- PROBLEM DESCRIPTION
Gather, from the listing beneath this task, every line holding the string "텅스텐코발트붕소".

- MATERIAL SUPPLIED
* * * *

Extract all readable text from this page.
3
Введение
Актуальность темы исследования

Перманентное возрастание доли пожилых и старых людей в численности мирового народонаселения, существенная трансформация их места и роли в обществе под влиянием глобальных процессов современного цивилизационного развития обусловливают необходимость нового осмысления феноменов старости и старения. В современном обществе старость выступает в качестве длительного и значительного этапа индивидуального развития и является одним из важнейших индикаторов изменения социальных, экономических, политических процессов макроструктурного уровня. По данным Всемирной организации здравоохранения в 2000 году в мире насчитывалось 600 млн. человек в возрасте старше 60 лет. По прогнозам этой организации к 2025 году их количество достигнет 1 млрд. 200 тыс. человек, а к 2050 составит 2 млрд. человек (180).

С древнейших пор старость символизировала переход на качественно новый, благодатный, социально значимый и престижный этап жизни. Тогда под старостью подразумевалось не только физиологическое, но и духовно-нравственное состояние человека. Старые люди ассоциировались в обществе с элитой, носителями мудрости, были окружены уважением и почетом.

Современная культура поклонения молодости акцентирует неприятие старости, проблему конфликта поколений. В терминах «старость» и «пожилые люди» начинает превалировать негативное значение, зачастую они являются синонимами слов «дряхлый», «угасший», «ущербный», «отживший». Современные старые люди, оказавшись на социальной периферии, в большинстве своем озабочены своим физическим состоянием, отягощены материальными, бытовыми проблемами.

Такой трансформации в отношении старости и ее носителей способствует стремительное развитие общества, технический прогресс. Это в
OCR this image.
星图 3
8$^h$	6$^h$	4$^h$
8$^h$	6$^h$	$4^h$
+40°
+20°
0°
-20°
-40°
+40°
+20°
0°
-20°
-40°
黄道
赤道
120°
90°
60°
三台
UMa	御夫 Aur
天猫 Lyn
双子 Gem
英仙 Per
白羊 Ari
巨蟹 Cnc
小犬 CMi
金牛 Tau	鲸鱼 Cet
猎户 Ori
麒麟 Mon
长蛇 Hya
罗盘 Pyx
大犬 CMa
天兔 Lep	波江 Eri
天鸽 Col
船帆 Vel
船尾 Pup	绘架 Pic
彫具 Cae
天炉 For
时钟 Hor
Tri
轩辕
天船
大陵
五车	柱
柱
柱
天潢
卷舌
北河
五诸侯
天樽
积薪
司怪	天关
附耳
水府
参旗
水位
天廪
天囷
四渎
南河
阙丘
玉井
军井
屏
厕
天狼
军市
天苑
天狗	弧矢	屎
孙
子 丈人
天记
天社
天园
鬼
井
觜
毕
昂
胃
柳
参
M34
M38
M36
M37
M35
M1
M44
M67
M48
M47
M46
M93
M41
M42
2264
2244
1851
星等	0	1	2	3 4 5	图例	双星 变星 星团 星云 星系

* * * *

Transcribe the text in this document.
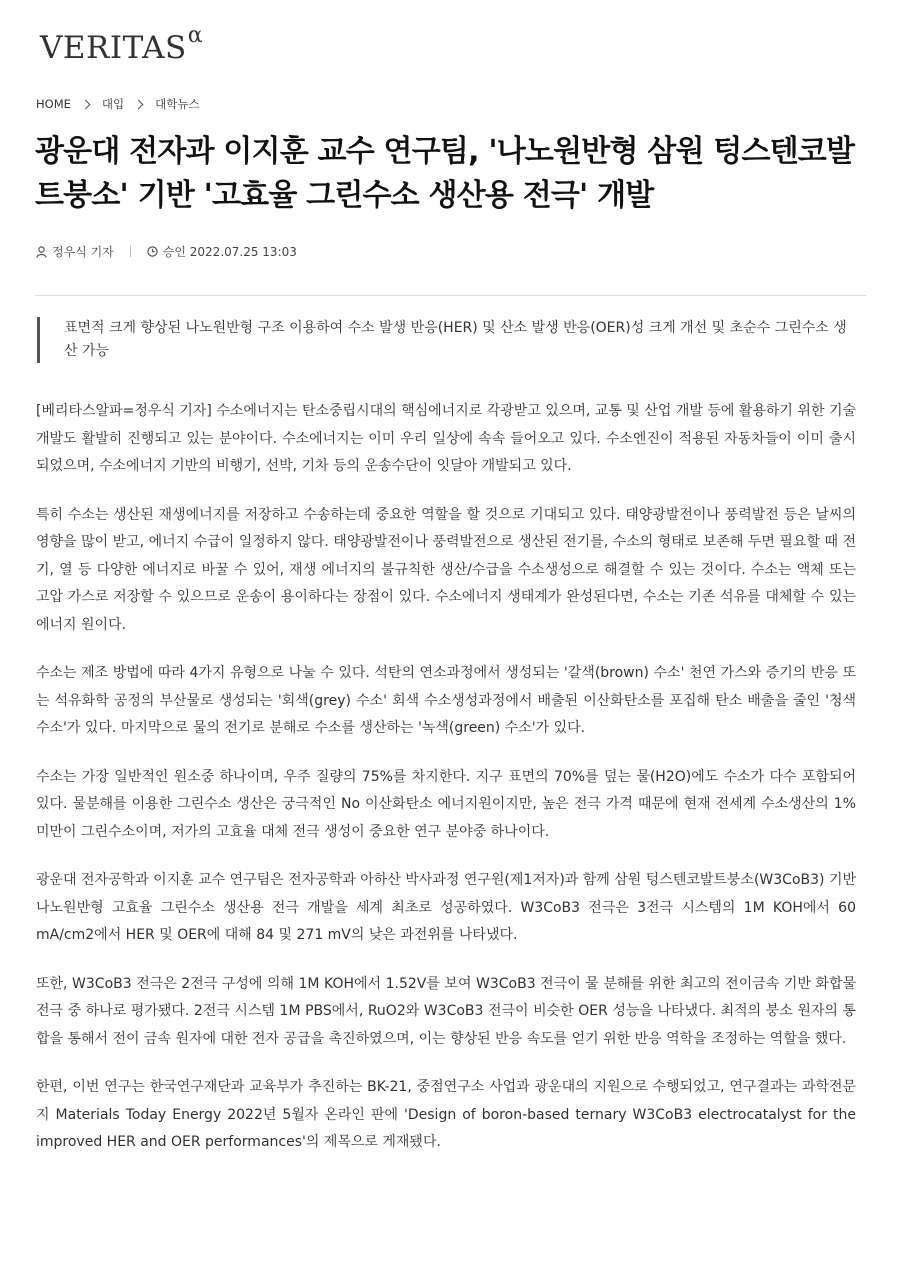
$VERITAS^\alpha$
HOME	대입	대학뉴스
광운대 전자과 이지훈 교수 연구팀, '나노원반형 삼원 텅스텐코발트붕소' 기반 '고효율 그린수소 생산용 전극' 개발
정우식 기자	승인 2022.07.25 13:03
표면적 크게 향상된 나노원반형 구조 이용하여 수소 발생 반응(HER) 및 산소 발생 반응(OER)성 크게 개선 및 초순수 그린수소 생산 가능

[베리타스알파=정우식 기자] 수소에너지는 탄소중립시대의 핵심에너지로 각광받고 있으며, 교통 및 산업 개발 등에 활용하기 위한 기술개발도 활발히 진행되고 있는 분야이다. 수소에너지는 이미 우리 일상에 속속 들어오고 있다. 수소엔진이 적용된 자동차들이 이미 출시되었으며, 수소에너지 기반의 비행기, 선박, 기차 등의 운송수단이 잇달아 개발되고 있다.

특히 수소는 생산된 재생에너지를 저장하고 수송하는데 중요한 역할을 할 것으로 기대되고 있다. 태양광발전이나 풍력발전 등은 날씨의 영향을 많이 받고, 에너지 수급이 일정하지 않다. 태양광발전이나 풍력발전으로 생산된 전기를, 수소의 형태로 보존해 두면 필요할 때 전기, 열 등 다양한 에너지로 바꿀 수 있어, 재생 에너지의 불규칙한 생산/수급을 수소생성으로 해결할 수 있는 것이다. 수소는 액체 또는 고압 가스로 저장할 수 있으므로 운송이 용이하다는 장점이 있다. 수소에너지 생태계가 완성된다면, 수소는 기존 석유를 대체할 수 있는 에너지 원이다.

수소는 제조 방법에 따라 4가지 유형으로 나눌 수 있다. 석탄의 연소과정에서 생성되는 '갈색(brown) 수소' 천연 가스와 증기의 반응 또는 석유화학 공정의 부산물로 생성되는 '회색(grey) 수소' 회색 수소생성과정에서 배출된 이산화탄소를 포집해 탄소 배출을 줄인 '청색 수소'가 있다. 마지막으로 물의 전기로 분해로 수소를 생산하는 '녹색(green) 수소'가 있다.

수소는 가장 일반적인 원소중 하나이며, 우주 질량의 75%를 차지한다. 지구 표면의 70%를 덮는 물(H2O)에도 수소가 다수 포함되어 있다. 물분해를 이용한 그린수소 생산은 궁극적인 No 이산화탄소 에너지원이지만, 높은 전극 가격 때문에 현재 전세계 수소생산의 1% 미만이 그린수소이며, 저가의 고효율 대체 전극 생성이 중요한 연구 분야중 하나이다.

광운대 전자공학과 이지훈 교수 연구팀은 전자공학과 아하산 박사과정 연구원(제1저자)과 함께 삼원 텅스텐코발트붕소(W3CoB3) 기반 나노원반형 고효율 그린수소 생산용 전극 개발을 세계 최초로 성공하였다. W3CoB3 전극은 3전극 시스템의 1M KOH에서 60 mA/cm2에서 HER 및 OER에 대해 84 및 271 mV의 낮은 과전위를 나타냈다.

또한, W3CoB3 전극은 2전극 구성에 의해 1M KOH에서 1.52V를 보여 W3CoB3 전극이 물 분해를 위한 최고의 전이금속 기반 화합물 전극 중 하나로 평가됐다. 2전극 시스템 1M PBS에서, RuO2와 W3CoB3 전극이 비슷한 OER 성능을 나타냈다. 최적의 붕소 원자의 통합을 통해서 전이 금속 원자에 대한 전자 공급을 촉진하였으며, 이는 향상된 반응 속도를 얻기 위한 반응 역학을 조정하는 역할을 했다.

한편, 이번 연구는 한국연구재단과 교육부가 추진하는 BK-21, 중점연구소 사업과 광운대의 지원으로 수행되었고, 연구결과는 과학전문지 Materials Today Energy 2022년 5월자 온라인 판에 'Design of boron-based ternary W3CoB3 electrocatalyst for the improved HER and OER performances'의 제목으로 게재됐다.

* * * *

- ANSWER IN FULL
광운대 전자과 이지훈 교수 연구팀, '나노원반형 삼원 텅스텐코발트붕소' 기반 '고효율 그린수소 생산용 전극' 개발
광운대 전자공학과 이지훈 교수 연구팀은 전자공학과 아하산 박사과정 연구원(제1저자)과 함께 삼원 텅스텐코발트붕소(W3CoB3) 기반 나노원반형 고효율 그린수소 생산용 전극 개발을 세계 최초로 성공하였다. W3CoB3 전극은 3전극 시스템의 1M KOH에서 60 mA/cm2에서 HER 및 OER에 대해 84 및 271 mV의 낮은 과전위를 나타냈다.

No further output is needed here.